** START OF Input **
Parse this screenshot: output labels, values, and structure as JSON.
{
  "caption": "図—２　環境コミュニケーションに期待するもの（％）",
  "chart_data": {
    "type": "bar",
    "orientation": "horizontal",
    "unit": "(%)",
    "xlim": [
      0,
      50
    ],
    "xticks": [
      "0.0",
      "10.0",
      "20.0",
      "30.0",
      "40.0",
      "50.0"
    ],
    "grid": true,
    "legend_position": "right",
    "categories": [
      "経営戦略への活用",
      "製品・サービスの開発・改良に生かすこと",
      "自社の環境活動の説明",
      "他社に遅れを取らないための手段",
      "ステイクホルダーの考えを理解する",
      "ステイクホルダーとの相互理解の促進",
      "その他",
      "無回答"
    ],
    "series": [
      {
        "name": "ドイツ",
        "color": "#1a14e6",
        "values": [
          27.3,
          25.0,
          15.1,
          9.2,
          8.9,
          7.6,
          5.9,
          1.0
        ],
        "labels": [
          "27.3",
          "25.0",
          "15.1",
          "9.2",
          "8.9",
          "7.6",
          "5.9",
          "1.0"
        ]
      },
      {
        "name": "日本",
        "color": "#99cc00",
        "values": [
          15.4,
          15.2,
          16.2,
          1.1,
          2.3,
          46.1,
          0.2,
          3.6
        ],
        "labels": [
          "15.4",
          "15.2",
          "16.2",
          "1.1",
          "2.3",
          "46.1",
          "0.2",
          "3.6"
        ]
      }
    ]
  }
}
** END OF Input **
** START OF Input **
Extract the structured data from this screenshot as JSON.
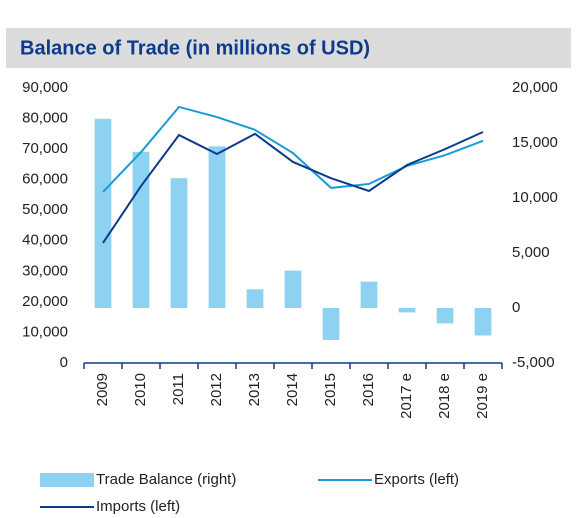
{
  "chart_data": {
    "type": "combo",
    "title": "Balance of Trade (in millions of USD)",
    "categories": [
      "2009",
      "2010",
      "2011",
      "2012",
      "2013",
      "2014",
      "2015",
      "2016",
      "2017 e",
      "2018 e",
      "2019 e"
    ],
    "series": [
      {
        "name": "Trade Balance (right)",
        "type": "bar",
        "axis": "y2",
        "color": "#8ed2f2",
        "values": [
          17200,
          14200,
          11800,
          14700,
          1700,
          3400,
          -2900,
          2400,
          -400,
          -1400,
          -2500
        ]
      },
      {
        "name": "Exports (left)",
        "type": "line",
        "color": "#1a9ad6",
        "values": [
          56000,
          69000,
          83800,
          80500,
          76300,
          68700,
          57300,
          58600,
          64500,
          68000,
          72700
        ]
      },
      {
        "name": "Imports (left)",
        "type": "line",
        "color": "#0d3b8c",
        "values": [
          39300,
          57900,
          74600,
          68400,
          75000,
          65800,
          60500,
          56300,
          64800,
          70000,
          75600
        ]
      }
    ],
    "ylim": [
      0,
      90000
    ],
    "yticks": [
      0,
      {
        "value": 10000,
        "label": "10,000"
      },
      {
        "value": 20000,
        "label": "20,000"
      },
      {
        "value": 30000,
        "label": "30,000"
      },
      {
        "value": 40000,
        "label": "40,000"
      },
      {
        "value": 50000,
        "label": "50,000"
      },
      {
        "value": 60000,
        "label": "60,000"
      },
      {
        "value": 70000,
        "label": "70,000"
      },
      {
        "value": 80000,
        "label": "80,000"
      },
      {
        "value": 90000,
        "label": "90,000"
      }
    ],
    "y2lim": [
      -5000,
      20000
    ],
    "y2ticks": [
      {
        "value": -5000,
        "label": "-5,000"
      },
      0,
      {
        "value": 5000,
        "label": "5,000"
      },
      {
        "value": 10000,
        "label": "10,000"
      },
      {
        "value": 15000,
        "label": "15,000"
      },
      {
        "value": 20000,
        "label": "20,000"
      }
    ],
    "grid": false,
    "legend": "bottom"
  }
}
** END OF Input **
- Aim -
Which lines hold the word "this"? Copy all of them.

- Task result -
Parse this screenshot: output labels, values, and structure as JSON.
Extract the structured data from this screenshot as JSON.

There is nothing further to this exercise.